WORK TO COMPLETE »
The records below must be output exactly, without pictures.
--- start INPUT ---
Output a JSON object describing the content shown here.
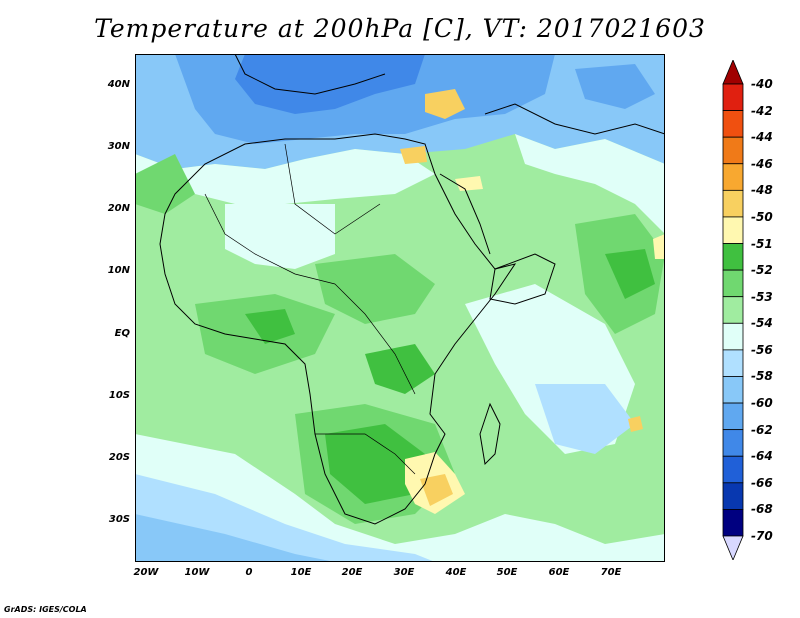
{
  "title": "Temperature at 200hPa [C], VT: 2017021603",
  "credit": "GrADS: IGES/COLA",
  "lat_labels": [
    "40N",
    "30N",
    "20N",
    "10N",
    "EQ",
    "10S",
    "20S",
    "30S"
  ],
  "lon_labels": [
    "20W",
    "10W",
    "0",
    "10E",
    "20E",
    "30E",
    "40E",
    "50E",
    "60E",
    "70E"
  ],
  "colorbar": {
    "labels": [
      "-40",
      "-42",
      "-44",
      "-46",
      "-48",
      "-50",
      "-51",
      "-52",
      "-53",
      "-54",
      "-56",
      "-58",
      "-60",
      "-62",
      "-64",
      "-66",
      "-68",
      "-70"
    ],
    "colors": [
      "#a00000",
      "#e02010",
      "#f05010",
      "#f07a18",
      "#f8a830",
      "#f8d060",
      "#fff8b0",
      "#40c040",
      "#70d870",
      "#a0eca0",
      "#e0fff8",
      "#b0e0ff",
      "#88c8f8",
      "#60a8f0",
      "#4088e8",
      "#2060d8",
      "#0838b0",
      "#000080",
      "#d8d8ff"
    ]
  }
}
--- end INPUT ---
SOLUTION FOR THIS PROBLEM »
Output a JSON object describing the content shown here.
{
  "title": "Temperature at 200hPa [C], VT: 2017021603",
  "credit": "GrADS: IGES/COLA",
  "lat_labels": [
    "40N",
    "30N",
    "20N",
    "10N",
    "EQ",
    "10S",
    "20S",
    "30S"
  ],
  "lon_labels": [
    "20W",
    "10W",
    "0",
    "10E",
    "20E",
    "30E",
    "40E",
    "50E",
    "60E",
    "70E"
  ],
  "colorbar": {
    "labels": [
      "-40",
      "-42",
      "-44",
      "-46",
      "-48",
      "-50",
      "-51",
      "-52",
      "-53",
      "-54",
      "-56",
      "-58",
      "-60",
      "-62",
      "-64",
      "-66",
      "-68",
      "-70"
    ],
    "colors": [
      "#a00000",
      "#e02010",
      "#f05010",
      "#f07a18",
      "#f8a830",
      "#f8d060",
      "#fff8b0",
      "#40c040",
      "#70d870",
      "#a0eca0",
      "#e0fff8",
      "#b0e0ff",
      "#88c8f8",
      "#60a8f0",
      "#4088e8",
      "#2060d8",
      "#0838b0",
      "#000080",
      "#d8d8ff"
    ]
  }
}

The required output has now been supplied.